◆ Given request ◆
Within the records that follow, find every line containing the string "興味がある美白成分". Copy those lines.

◆ Data shown ◆

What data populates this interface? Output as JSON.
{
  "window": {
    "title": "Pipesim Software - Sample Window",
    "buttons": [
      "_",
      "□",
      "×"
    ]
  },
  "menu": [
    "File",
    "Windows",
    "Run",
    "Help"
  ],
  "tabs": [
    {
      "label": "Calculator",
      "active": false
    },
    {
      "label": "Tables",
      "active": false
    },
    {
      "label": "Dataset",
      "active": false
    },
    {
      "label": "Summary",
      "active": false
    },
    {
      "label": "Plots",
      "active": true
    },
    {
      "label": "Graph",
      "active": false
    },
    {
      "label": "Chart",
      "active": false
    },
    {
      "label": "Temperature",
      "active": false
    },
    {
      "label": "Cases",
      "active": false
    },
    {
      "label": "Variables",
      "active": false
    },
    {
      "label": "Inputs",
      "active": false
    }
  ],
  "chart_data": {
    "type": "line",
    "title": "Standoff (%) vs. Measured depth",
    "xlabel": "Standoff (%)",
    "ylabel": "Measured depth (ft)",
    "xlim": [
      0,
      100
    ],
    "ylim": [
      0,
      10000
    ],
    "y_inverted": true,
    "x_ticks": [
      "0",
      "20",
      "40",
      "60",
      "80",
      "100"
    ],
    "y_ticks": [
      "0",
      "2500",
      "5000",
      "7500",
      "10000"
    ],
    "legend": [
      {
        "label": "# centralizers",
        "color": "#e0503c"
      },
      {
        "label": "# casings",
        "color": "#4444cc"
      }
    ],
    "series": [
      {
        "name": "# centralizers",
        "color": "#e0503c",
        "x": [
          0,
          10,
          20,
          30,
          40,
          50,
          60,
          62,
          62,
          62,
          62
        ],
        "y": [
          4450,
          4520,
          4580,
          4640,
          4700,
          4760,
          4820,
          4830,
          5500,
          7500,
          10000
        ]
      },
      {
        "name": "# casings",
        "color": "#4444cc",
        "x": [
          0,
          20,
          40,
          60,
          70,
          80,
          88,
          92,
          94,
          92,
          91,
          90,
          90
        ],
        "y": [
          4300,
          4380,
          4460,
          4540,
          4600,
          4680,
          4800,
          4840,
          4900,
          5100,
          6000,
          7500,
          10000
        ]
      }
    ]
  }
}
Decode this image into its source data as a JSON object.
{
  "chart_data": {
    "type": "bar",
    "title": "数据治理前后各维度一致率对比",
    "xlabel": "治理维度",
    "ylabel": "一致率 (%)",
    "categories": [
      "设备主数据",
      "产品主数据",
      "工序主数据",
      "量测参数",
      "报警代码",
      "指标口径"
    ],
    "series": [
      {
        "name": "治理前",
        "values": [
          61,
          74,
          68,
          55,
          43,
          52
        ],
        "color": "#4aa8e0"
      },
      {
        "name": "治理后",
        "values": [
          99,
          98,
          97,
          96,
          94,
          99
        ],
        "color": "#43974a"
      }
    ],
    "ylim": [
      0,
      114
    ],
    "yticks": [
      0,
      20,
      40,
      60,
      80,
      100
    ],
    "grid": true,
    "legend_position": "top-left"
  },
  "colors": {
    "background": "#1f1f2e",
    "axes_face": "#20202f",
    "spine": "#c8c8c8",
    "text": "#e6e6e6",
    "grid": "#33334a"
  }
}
...
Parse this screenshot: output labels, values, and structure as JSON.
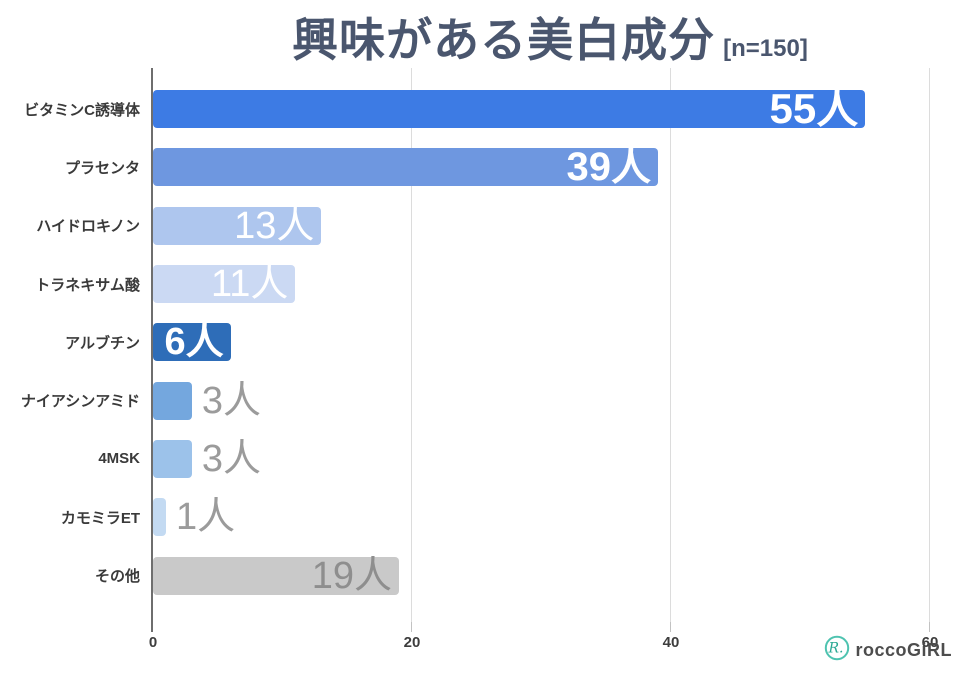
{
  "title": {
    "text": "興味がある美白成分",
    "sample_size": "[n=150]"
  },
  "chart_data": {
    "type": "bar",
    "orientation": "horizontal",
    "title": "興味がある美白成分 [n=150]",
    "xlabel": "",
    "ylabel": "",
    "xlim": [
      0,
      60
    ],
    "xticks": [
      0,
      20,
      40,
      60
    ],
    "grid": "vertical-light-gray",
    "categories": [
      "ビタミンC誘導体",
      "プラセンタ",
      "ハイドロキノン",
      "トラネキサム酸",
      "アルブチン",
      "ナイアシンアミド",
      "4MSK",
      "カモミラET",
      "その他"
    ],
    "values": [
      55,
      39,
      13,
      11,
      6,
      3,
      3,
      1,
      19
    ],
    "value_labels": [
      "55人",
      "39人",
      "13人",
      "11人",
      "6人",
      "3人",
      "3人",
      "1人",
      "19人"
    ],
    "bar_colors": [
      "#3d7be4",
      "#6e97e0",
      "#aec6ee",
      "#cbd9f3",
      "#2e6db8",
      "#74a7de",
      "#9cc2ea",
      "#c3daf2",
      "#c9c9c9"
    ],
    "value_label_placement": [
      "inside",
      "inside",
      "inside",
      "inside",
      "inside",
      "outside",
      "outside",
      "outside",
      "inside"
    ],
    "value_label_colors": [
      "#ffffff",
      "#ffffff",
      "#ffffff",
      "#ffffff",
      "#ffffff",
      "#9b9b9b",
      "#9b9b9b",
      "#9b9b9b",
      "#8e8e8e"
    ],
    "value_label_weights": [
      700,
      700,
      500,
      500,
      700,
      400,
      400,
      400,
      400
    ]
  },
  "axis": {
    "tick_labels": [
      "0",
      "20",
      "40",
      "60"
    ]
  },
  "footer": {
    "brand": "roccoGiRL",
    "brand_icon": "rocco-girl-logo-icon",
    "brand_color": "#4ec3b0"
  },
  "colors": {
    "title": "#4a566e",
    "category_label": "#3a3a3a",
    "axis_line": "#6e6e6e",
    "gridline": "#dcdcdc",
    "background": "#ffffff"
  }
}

◆ Answer in full ◆
    "text": "興味がある美白成分",
    "title": "興味がある美白成分 [n=150]",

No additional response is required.